Goal 1 ->
In the IQ experiment excerpt, print the passage between "The research was" and "in Experiment I.", inclusive.
Goal 2 ->
According to the IQ experiment excerpt, when and where was Experiment II carried out?

Selected excerpt ->
____________

Even though observed IQ seems to have been reliably altered in response 
to the experimental manipulations, there was one major respect in which 
the data were disappointing: The flexibility of interracial differences 
in IQ was not convincingly demonstrated? there was virtually no overlap 
in mean IQ between the various groups of black and white subjects. 
A replication of the experiment did, however, demonstrate the anticipated 
manipulability of interracial IQ differences when socio-economic status 
was treated as an independent variable. 

EXPERIMENT II 

Method 

The research was conducted during 1973-74 at two Sacramento junior 
high schools different from those used for Experiment I. The WISC performance 
measures were administered to 104 white and 104 black male students between 
12 and 16 years of age. The variables of test atmosphere, tester expectation, 
race of tester, and race of subject were placed in a 2x2x2x2 factorial 
design* In all other respects, the procedure was identical to that 
utilized in Experiment I.

____________

Rows ->

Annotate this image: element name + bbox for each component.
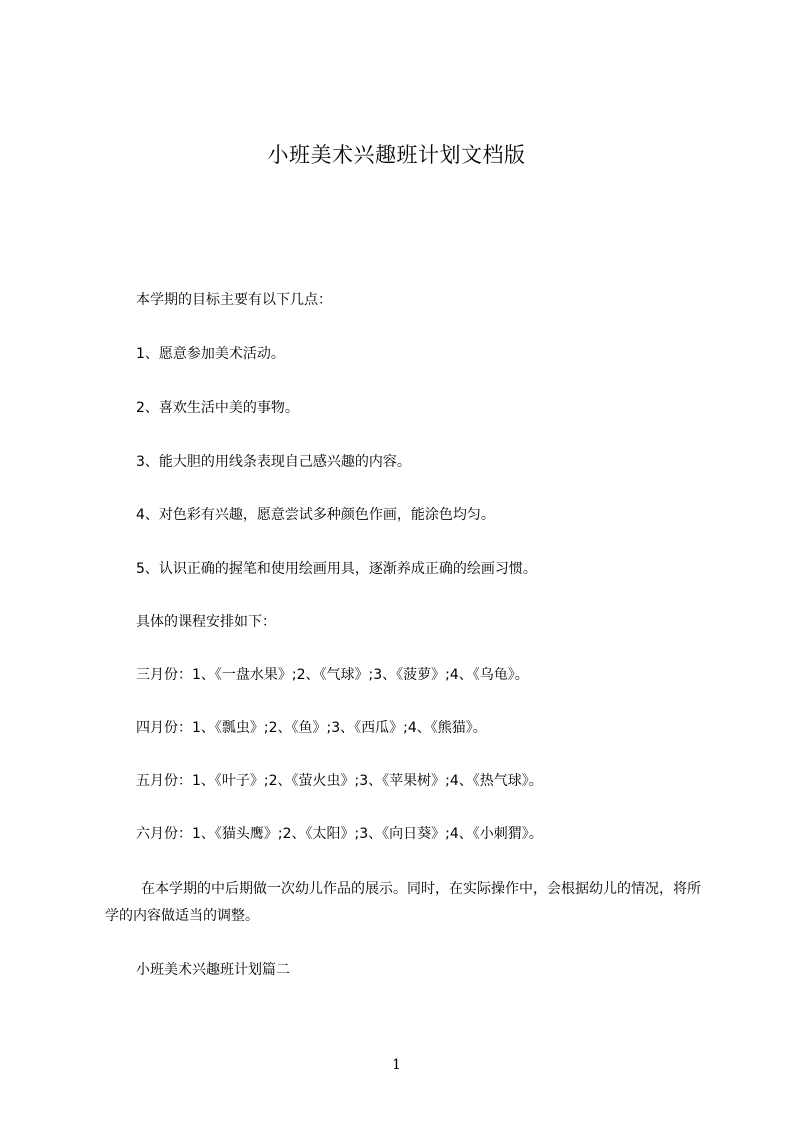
goal-item: 5、认识正确的握笔和使用绘画用具，逐渐养成正确的绘画习惯。: [136, 561, 537, 577]
schedule-heading: 具体的课程安排如下：: [136, 614, 276, 630]
document-title: 小班美术兴趣班计划文档版: [267, 143, 526, 167]
goals-intro: 本学期的目标主要有以下几点：: [136, 292, 332, 308]
goal-item: 1、愿意参加美术活动。: [136, 346, 285, 362]
goal-item: 3、能大胆的用线条表现自己感兴趣的内容。: [136, 454, 411, 470]
schedule-month-june: 六月份：1、《猫头鹰》;2、《太阳》;3、《向日葵》;4、《小刺猬》。: [136, 826, 543, 842]
schedule-month-april: 四月份：1、《瓢虫》;2、《鱼》;3、《西瓜》;4、《熊猫》。: [136, 720, 487, 736]
schedule-month-march: 三月份：1、《一盘水果》;2、《气球》;3、《菠萝》;4、《乌龟》。: [136, 667, 529, 683]
page-number: 1: [392, 1057, 401, 1073]
closing-paragraph: 在本学期的中后期做一次幼儿作品的展示。同时，在实际操作中，会根据幼儿的情况，将所学的内容做适当的调整。: [105, 881, 701, 924]
next-section-heading: 小班美术兴趣班计划篇二: [136, 962, 290, 978]
goal-item: 4、对色彩有兴趣，愿意尝试多种颜色作画，能涂色均匀。: [136, 507, 495, 523]
goal-item: 2、喜欢生活中美的事物。: [136, 400, 299, 416]
schedule-month-may: 五月份：1、《叶子》;2、《萤火虫》;3、《苹果树》;4、《热气球》。: [136, 773, 543, 789]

____________

Task output 1 ->
The research was conducted during 1973-74 at two Sacramento junior 
high schools different from those used for Experiment I. The WISC performance 
measures were administered to 104 white and 104 black male students between 
12 and 16 years of age. The variables of test atmosphere, tester expectation, 
race of tester, and race of subject were placed in a 2x2x2x2 factorial 
design* In all other respects, the procedure was identical to that 
utilized in Experiment I.

Task output 2 ->
During 1973-74 at two Sacramento junior high schools.